- _SUPPLIED ENTRIES_:
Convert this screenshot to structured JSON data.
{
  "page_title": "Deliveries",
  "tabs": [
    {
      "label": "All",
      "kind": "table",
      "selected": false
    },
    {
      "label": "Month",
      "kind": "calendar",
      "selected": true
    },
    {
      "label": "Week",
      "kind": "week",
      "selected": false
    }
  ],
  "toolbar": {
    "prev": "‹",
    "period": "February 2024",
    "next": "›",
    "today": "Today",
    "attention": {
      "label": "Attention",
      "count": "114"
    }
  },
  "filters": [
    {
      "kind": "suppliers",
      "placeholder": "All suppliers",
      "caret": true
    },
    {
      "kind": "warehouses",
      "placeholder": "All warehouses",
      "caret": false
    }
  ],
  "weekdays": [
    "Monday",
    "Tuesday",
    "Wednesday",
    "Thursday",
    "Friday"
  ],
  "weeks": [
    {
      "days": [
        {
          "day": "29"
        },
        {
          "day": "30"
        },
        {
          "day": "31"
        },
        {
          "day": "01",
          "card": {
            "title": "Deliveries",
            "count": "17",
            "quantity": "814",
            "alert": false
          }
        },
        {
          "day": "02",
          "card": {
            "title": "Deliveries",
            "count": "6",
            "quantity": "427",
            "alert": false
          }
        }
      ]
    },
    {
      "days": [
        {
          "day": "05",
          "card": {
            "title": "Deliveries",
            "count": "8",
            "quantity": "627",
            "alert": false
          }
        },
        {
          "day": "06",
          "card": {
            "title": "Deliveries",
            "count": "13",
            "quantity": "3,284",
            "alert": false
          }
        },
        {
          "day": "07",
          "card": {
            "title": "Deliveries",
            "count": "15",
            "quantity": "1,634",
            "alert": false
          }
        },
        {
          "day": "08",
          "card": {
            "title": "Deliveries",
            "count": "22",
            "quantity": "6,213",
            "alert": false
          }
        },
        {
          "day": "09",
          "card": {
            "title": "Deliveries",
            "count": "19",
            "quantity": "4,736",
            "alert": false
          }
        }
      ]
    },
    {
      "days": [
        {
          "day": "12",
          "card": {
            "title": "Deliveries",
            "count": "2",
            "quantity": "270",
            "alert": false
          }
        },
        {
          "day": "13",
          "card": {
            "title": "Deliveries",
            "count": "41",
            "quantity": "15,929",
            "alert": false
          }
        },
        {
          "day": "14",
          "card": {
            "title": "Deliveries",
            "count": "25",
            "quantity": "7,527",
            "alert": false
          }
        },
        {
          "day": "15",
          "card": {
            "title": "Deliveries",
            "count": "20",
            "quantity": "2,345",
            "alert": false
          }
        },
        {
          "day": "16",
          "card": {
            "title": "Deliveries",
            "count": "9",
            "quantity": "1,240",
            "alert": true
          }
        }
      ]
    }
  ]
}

- _PROMPT_:
Output the records verbatim, from the first line to the last.

- _RESPONSE BELOW_:
Convert this screenshot to structured JSON data.
{
  "page_title": "Deliveries",
  "tabs": [
    {
      "label": "All",
      "kind": "table",
      "selected": false
    },
    {
      "label": "Month",
      "kind": "calendar",
      "selected": true
    },
    {
      "label": "Week",
      "kind": "week",
      "selected": false
    }
  ],
  "toolbar": {
    "prev": "‹",
    "period": "February 2024",
    "next": "›",
    "today": "Today",
    "attention": {
      "label": "Attention",
      "count": "114"
    }
  },
  "filters": [
    {
      "kind": "suppliers",
      "placeholder": "All suppliers",
      "caret": true
    },
    {
      "kind": "warehouses",
      "placeholder": "All warehouses",
      "caret": false
    }
  ],
  "weekdays": [
    "Monday",
    "Tuesday",
    "Wednesday",
    "Thursday",
    "Friday"
  ],
  "weeks": [
    {
      "days": [
        {
          "day": "29"
        },
        {
          "day": "30"
        },
        {
          "day": "31"
        },
        {
          "day": "01",
          "card": {
            "title": "Deliveries",
            "count": "17",
            "quantity": "814",
            "alert": false
          }
        },
        {
          "day": "02",
          "card": {
            "title": "Deliveries",
            "count": "6",
            "quantity": "427",
            "alert": false
          }
        }
      ]
    },
    {
      "days": [
        {
          "day": "05",
          "card": {
            "title": "Deliveries",
            "count": "8",
            "quantity": "627",
            "alert": false
          }
        },
        {
          "day": "06",
          "card": {
            "title": "Deliveries",
            "count": "13",
            "quantity": "3,284",
            "alert": false
          }
        },
        {
          "day": "07",
          "card": {
            "title": "Deliveries",
            "count": "15",
            "quantity": "1,634",
            "alert": false
          }
        },
        {
          "day": "08",
          "card": {
            "title": "Deliveries",
            "count": "22",
            "quantity": "6,213",
            "alert": false
          }
        },
        {
          "day": "09",
          "card": {
            "title": "Deliveries",
            "count": "19",
            "quantity": "4,736",
            "alert": false
          }
        }
      ]
    },
    {
      "days": [
        {
          "day": "12",
          "card": {
            "title": "Deliveries",
            "count": "2",
            "quantity": "270",
            "alert": false
          }
        },
        {
          "day": "13",
          "card": {
            "title": "Deliveries",
            "count": "41",
            "quantity": "15,929",
            "alert": false
          }
        },
        {
          "day": "14",
          "card": {
            "title": "Deliveries",
            "count": "25",
            "quantity": "7,527",
            "alert": false
          }
        },
        {
          "day": "15",
          "card": {
            "title": "Deliveries",
            "count": "20",
            "quantity": "2,345",
            "alert": false
          }
        },
        {
          "day": "16",
          "card": {
            "title": "Deliveries",
            "count": "9",
            "quantity": "1,240",
            "alert": true
          }
        }
      ]
    }
  ]
}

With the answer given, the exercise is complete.